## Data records
****
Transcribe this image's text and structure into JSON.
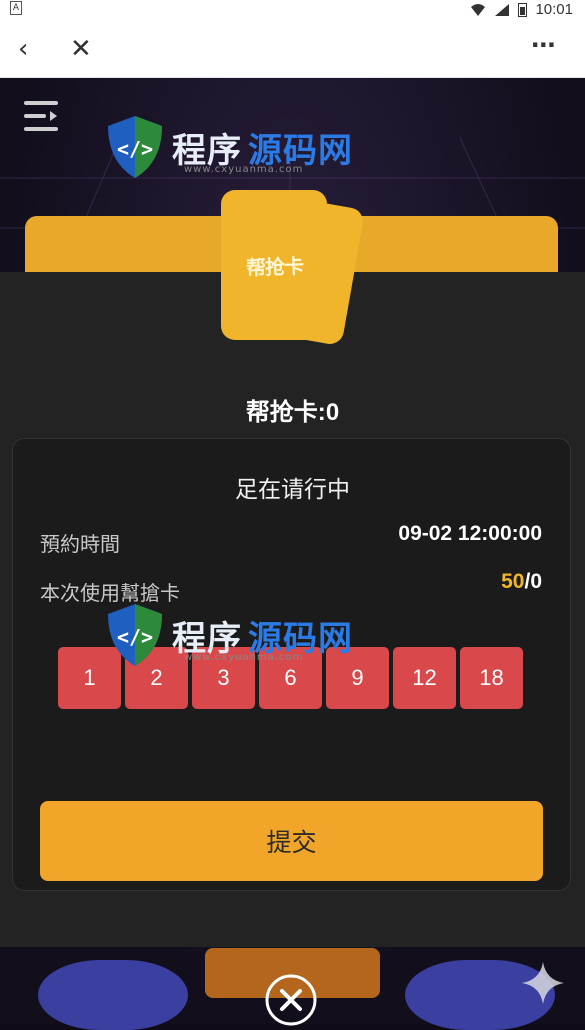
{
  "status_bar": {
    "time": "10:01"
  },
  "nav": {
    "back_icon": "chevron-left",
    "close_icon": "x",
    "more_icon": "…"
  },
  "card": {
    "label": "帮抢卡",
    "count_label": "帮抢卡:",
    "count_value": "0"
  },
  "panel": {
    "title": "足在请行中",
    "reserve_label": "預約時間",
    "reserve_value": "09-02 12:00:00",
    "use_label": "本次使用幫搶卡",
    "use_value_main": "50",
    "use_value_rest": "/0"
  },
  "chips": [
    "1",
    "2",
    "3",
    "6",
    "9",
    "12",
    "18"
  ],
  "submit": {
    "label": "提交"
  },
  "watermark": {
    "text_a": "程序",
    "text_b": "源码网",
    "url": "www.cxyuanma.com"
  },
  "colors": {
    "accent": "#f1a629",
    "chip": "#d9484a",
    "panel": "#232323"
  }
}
****
## Directions
Transcribe every record above exactly as written, leaving out any pictures.

## Full solution
Transcribe this image's text and structure into JSON.
{
  "status_bar": {
    "time": "10:01"
  },
  "nav": {
    "back_icon": "chevron-left",
    "close_icon": "x",
    "more_icon": "…"
  },
  "card": {
    "label": "帮抢卡",
    "count_label": "帮抢卡:",
    "count_value": "0"
  },
  "panel": {
    "title": "足在请行中",
    "reserve_label": "預約時間",
    "reserve_value": "09-02 12:00:00",
    "use_label": "本次使用幫搶卡",
    "use_value_main": "50",
    "use_value_rest": "/0"
  },
  "chips": [
    "1",
    "2",
    "3",
    "6",
    "9",
    "12",
    "18"
  ],
  "submit": {
    "label": "提交"
  },
  "watermark": {
    "text_a": "程序",
    "text_b": "源码网",
    "url": "www.cxyuanma.com"
  },
  "colors": {
    "accent": "#f1a629",
    "chip": "#d9484a",
    "panel": "#232323"
  }
}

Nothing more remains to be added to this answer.